▸ What this task involves
Please switch each "stat-label" in the records below to "stat-caption" and keep everything else unchanged.
□ □ □
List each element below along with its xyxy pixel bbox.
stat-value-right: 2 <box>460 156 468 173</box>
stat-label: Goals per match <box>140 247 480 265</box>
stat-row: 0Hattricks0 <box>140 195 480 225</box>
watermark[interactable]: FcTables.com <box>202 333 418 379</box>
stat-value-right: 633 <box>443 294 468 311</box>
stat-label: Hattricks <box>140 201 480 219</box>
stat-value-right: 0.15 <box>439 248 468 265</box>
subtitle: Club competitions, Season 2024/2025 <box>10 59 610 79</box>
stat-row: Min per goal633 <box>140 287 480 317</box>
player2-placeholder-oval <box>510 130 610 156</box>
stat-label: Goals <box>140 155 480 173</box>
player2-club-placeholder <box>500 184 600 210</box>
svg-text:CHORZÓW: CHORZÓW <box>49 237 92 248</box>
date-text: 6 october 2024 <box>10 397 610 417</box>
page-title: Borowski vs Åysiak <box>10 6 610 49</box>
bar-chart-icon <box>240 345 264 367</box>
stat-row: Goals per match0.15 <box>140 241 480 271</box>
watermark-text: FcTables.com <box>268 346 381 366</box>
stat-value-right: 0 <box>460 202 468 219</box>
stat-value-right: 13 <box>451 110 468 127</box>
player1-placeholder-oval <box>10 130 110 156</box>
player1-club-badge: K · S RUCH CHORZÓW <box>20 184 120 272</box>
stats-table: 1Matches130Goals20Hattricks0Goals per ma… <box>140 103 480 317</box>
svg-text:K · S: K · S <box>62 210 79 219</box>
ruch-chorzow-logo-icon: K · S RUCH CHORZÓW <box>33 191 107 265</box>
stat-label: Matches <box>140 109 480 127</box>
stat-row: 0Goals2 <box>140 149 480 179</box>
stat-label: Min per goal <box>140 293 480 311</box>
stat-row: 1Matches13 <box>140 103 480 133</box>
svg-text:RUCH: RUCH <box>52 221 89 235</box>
□ □ □
▸ Response
List each element below along with its xyxy pixel bbox.
stat-value-right: 2 <box>460 156 468 173</box>
stat-caption: Goals per match <box>140 247 480 265</box>
stat-row: 0Hattricks0 <box>140 195 480 225</box>
watermark[interactable]: FcTables.com <box>202 333 418 379</box>
stat-value-right: 633 <box>443 294 468 311</box>
stat-caption: Hattricks <box>140 201 480 219</box>
stat-value-right: 0.15 <box>439 248 468 265</box>
subtitle: Club competitions, Season 2024/2025 <box>10 59 610 79</box>
stat-row: Min per goal633 <box>140 287 480 317</box>
player2-placeholder-oval <box>510 130 610 156</box>
stat-caption: Goals <box>140 155 480 173</box>
player2-club-placeholder <box>500 184 600 210</box>
svg-text:CHORZÓW: CHORZÓW <box>49 237 92 248</box>
date-text: 6 october 2024 <box>10 397 610 417</box>
page-title: Borowski vs Åysiak <box>10 6 610 49</box>
bar-chart-icon <box>240 345 264 367</box>
stat-row: Goals per match0.15 <box>140 241 480 271</box>
watermark-text: FcTables.com <box>268 346 381 366</box>
stat-value-right: 0 <box>460 202 468 219</box>
stat-value-right: 13 <box>451 110 468 127</box>
player1-placeholder-oval <box>10 130 110 156</box>
player1-club-badge: K · S RUCH CHORZÓW <box>20 184 120 272</box>
stats-table: 1Matches130Goals20Hattricks0Goals per ma… <box>140 103 480 317</box>
svg-text:K · S: K · S <box>62 210 79 219</box>
ruch-chorzow-logo-icon: K · S RUCH CHORZÓW <box>33 191 107 265</box>
stat-caption: Matches <box>140 109 480 127</box>
stat-row: 0Goals2 <box>140 149 480 179</box>
stat-caption: Min per goal <box>140 293 480 311</box>
stat-row: 1Matches13 <box>140 103 480 133</box>
svg-text:RUCH: RUCH <box>52 221 89 235</box>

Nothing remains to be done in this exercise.